> To do:
Nothing in the records may be left out or altered; reproduce them all exactly.

[Data entries for graphics]
####################

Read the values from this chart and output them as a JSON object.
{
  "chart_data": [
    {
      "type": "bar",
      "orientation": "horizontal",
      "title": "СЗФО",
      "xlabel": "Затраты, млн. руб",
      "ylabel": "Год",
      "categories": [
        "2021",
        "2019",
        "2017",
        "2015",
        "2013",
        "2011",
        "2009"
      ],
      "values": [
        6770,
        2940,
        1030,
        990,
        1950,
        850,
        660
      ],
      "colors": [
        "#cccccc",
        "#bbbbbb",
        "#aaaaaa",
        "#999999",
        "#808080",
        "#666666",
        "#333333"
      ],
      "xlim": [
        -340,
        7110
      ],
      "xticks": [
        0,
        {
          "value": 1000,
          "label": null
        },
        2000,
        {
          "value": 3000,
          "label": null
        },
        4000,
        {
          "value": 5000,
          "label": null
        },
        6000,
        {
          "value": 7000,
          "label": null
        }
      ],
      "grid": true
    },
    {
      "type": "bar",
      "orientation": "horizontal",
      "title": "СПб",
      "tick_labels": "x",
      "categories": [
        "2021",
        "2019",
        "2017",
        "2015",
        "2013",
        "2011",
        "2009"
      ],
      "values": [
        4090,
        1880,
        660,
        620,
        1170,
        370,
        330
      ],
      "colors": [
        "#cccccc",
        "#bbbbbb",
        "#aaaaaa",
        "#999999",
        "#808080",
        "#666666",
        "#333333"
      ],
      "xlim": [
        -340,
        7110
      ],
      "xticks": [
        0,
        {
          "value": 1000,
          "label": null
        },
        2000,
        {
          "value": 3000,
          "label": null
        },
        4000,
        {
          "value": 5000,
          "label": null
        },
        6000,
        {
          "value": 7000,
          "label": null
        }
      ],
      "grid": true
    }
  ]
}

####################

> Solution for this exercise:
Read the values from this chart and output them as a JSON object.
{
  "chart_data": [
    {
      "type": "bar",
      "orientation": "horizontal",
      "title": "СЗФО",
      "xlabel": "Затраты, млн. руб",
      "ylabel": "Год",
      "categories": [
        "2021",
        "2019",
        "2017",
        "2015",
        "2013",
        "2011",
        "2009"
      ],
      "values": [
        6770,
        2940,
        1030,
        990,
        1950,
        850,
        660
      ],
      "colors": [
        "#cccccc",
        "#bbbbbb",
        "#aaaaaa",
        "#999999",
        "#808080",
        "#666666",
        "#333333"
      ],
      "xlim": [
        -340,
        7110
      ],
      "xticks": [
        0,
        {
          "value": 1000,
          "label": null
        },
        2000,
        {
          "value": 3000,
          "label": null
        },
        4000,
        {
          "value": 5000,
          "label": null
        },
        6000,
        {
          "value": 7000,
          "label": null
        }
      ],
      "grid": true
    },
    {
      "type": "bar",
      "orientation": "horizontal",
      "title": "СПб",
      "tick_labels": "x",
      "categories": [
        "2021",
        "2019",
        "2017",
        "2015",
        "2013",
        "2011",
        "2009"
      ],
      "values": [
        4090,
        1880,
        660,
        620,
        1170,
        370,
        330
      ],
      "colors": [
        "#cccccc",
        "#bbbbbb",
        "#aaaaaa",
        "#999999",
        "#808080",
        "#666666",
        "#333333"
      ],
      "xlim": [
        -340,
        7110
      ],
      "xticks": [
        0,
        {
          "value": 1000,
          "label": null
        },
        2000,
        {
          "value": 3000,
          "label": null
        },
        4000,
        {
          "value": 5000,
          "label": null
        },
        6000,
        {
          "value": 7000,
          "label": null
        }
      ],
      "grid": true
    }
  ]
}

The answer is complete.